For each line that holds "сельскохозяйственной", copy the line out.
═══ RECORDS SHOWN ═══
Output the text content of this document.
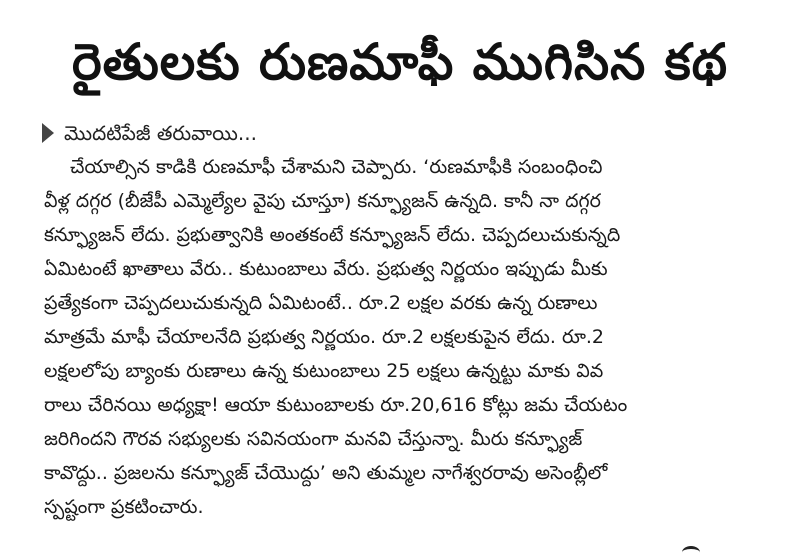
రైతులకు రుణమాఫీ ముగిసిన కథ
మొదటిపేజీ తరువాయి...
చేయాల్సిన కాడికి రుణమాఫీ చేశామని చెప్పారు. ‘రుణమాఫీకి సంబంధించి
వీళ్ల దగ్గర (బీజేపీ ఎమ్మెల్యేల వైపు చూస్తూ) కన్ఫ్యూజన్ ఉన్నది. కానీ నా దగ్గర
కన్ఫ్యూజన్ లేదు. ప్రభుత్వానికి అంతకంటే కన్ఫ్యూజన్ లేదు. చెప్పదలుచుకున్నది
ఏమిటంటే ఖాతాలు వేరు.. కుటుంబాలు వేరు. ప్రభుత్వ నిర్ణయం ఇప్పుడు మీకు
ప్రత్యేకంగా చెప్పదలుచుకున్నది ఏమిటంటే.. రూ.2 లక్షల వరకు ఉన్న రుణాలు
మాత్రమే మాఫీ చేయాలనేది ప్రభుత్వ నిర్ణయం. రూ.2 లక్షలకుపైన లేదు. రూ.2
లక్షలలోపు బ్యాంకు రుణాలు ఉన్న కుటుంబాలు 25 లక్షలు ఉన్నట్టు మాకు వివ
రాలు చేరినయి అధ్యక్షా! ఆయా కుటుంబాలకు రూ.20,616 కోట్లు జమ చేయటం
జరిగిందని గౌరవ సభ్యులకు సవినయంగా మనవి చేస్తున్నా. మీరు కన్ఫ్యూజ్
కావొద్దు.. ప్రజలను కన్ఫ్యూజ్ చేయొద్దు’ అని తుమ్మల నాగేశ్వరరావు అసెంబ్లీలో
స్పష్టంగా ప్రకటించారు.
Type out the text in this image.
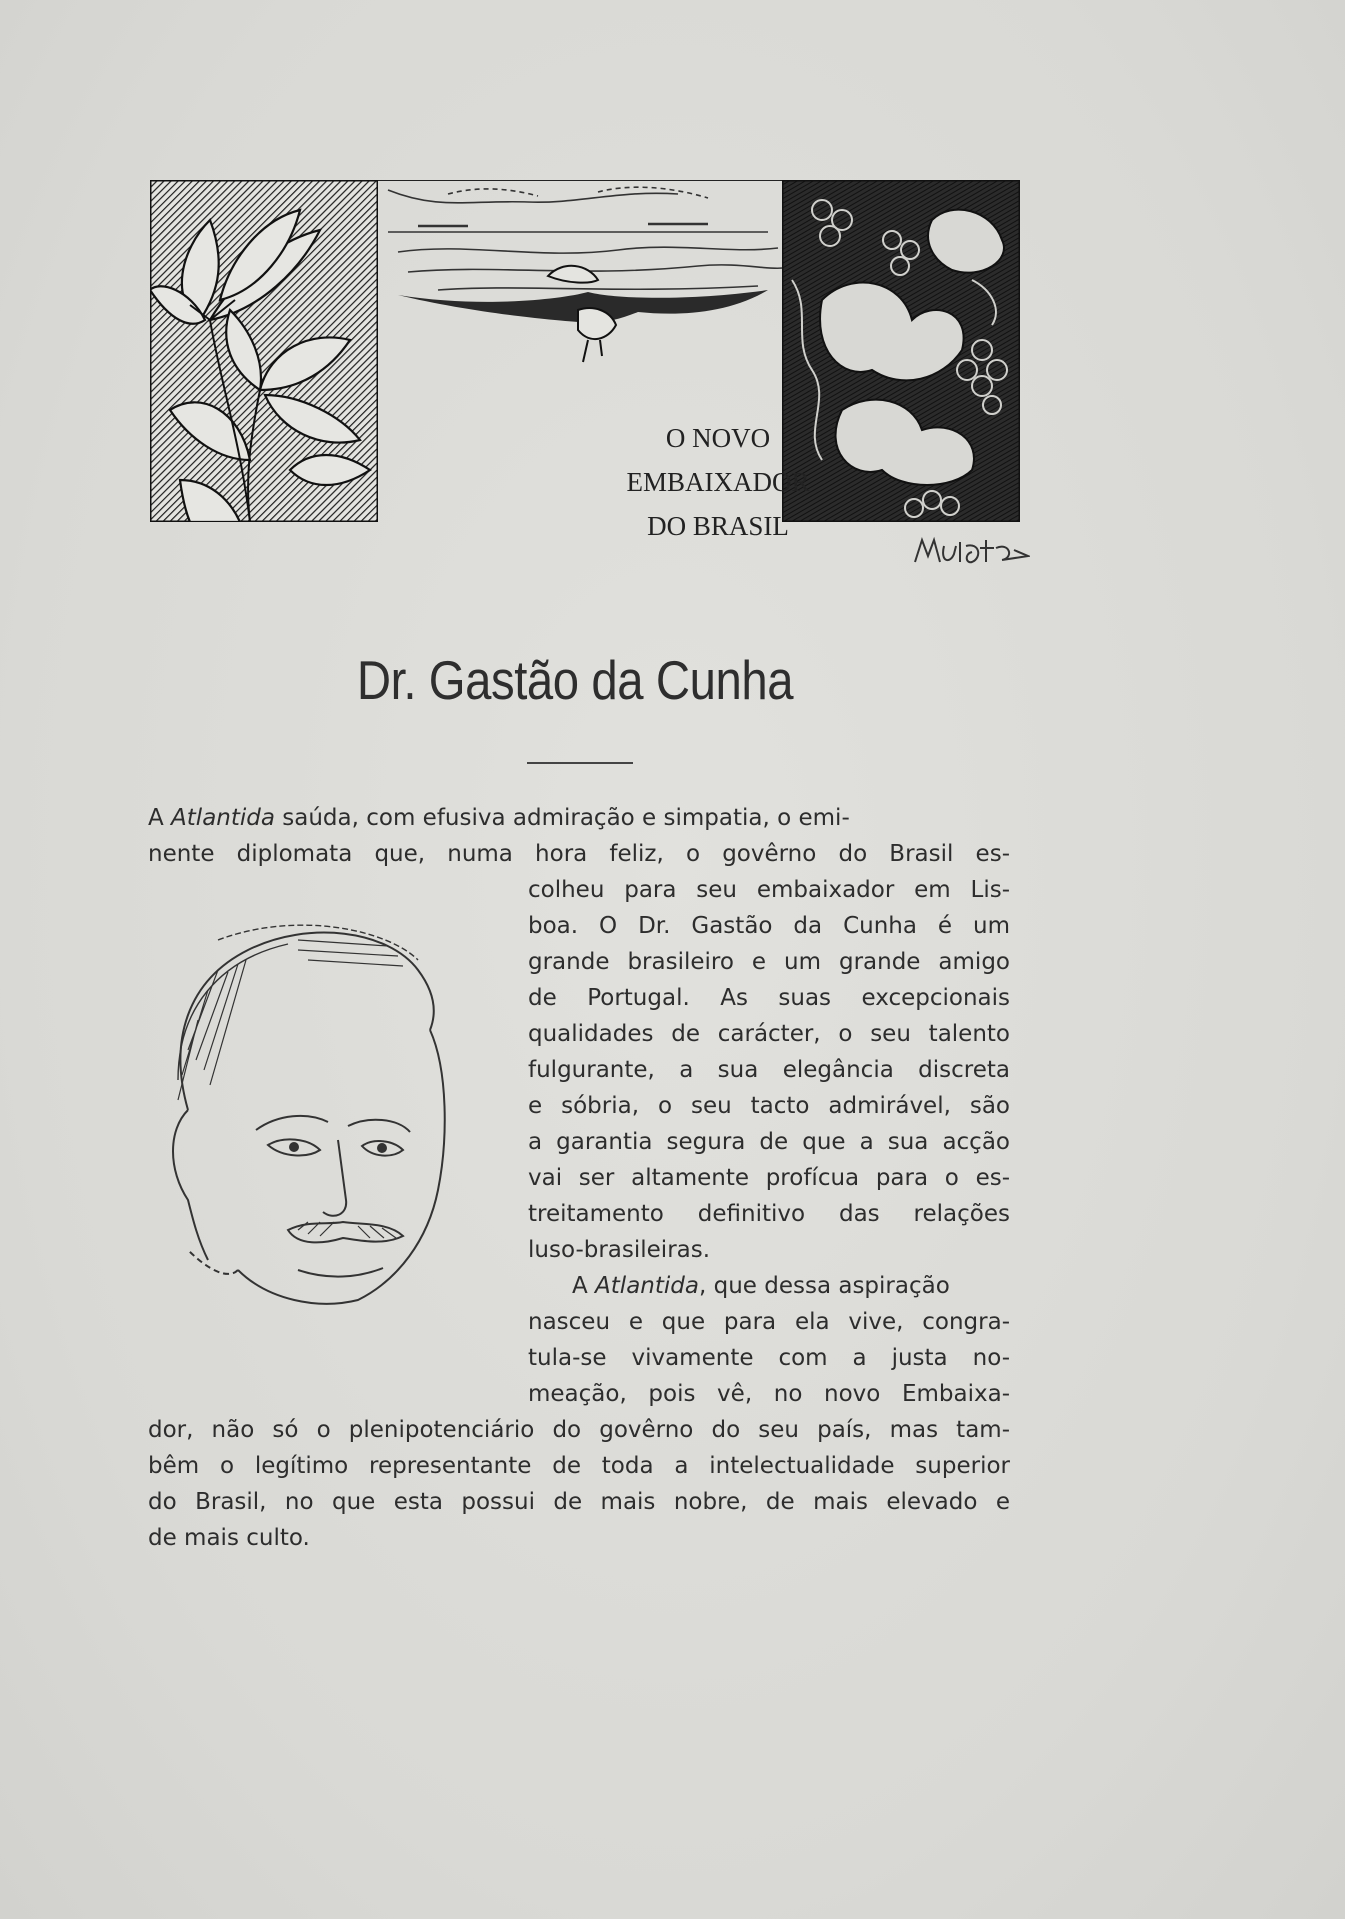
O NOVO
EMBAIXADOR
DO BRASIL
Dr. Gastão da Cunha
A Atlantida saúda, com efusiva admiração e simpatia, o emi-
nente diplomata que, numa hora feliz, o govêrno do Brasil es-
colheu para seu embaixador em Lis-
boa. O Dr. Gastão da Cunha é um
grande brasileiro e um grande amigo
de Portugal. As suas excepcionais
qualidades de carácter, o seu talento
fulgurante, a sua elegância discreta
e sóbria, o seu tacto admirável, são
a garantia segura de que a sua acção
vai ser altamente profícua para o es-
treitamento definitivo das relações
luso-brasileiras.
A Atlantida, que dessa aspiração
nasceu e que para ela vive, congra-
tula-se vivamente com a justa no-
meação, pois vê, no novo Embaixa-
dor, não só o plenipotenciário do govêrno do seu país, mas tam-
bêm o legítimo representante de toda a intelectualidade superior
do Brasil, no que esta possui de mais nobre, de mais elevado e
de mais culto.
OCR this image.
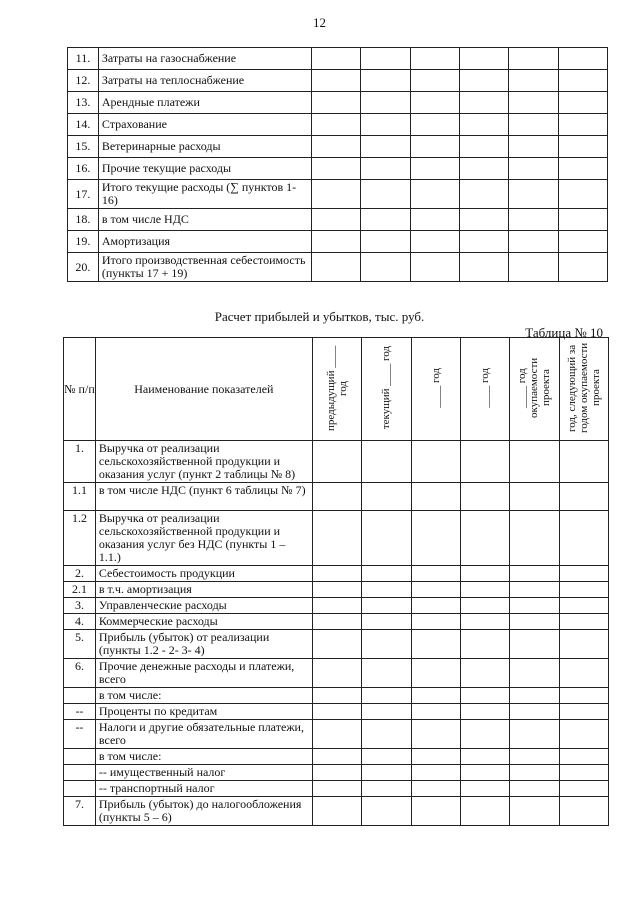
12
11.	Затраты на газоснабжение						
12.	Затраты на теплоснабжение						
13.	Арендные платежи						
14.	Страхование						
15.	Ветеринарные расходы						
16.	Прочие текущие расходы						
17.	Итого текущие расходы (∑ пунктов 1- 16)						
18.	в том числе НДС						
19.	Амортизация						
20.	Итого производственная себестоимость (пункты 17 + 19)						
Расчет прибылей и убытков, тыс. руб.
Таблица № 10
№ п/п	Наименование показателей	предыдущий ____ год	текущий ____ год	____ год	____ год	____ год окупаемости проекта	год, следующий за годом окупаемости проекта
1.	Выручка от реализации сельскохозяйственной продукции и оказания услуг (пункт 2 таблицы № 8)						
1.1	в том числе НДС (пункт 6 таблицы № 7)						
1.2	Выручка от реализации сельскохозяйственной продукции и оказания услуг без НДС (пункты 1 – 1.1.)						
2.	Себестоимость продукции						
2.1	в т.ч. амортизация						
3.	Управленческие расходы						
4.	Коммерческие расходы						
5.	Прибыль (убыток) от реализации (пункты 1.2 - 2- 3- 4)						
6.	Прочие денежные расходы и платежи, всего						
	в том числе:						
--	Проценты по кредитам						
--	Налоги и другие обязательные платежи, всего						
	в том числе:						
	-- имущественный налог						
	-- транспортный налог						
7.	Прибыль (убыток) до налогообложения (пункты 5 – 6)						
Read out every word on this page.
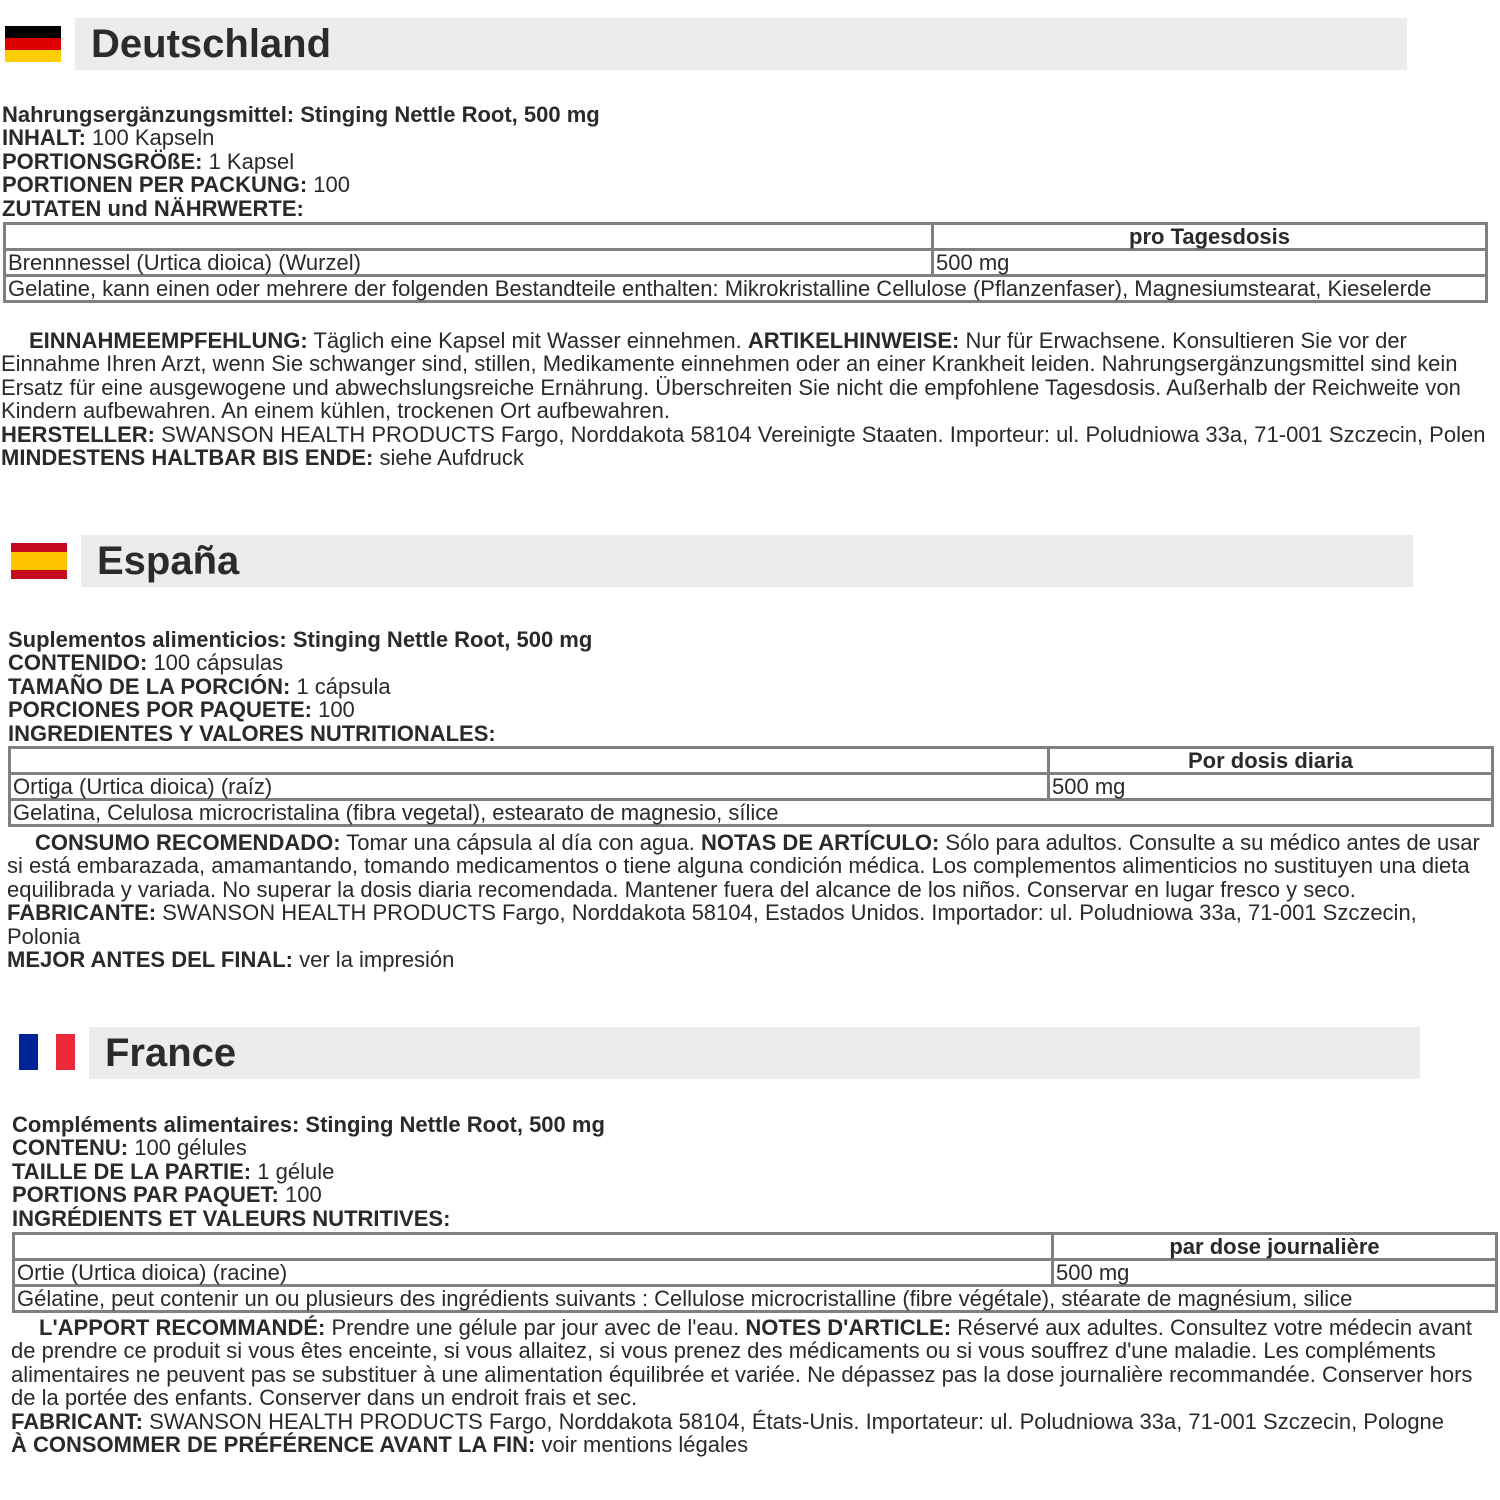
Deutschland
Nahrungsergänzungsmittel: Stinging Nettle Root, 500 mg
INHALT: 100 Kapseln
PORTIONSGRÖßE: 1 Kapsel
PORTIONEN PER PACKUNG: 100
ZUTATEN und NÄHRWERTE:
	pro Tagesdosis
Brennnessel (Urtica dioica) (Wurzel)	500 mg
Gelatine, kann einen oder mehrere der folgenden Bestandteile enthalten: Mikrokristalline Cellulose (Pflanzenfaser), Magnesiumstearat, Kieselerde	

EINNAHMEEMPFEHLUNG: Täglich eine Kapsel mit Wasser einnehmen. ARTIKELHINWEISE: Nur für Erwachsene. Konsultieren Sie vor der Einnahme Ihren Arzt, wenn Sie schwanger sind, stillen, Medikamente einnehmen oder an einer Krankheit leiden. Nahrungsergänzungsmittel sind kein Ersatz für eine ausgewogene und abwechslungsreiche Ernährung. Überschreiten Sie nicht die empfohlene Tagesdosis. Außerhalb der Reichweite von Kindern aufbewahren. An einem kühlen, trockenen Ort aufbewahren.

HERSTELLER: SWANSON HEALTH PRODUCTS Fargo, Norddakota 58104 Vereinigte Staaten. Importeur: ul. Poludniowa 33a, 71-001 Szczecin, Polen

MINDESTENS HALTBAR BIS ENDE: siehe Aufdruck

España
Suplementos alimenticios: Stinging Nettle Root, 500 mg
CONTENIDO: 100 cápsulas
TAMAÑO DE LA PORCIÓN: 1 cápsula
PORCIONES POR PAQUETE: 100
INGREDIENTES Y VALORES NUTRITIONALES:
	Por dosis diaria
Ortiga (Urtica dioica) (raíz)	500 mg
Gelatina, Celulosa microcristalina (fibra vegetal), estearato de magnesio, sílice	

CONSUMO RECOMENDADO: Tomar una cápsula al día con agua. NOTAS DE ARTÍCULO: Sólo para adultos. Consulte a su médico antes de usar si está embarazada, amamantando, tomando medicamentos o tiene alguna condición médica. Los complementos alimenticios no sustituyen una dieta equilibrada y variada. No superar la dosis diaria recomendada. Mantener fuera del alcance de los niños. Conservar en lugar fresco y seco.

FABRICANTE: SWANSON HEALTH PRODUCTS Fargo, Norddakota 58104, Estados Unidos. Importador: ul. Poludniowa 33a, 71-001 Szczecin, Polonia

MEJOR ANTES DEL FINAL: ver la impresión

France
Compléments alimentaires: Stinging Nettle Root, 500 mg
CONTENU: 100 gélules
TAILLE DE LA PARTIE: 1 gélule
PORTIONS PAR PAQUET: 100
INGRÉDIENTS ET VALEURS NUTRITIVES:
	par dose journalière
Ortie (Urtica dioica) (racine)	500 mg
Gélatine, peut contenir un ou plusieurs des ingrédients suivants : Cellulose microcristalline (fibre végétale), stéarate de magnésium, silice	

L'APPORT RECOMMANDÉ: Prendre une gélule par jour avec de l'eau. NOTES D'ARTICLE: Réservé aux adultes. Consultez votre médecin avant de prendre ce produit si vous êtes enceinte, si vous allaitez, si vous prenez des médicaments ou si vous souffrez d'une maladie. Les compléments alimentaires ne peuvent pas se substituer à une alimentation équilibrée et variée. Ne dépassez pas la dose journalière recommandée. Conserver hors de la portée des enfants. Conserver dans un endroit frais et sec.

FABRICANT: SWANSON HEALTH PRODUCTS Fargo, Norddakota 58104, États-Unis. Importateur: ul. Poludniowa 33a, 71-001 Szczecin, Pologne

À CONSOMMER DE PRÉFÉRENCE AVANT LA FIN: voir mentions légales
═══
> [ANSWER TO THE EXERCISE]:
1.	Выручка от реализации сельскохозяйственной продукции и оказания услуг (пункт 2 таблицы № 8)						
1.2	Выручка от реализации сельскохозяйственной продукции и оказания услуг без НДС (пункты 1 – 1.1.)						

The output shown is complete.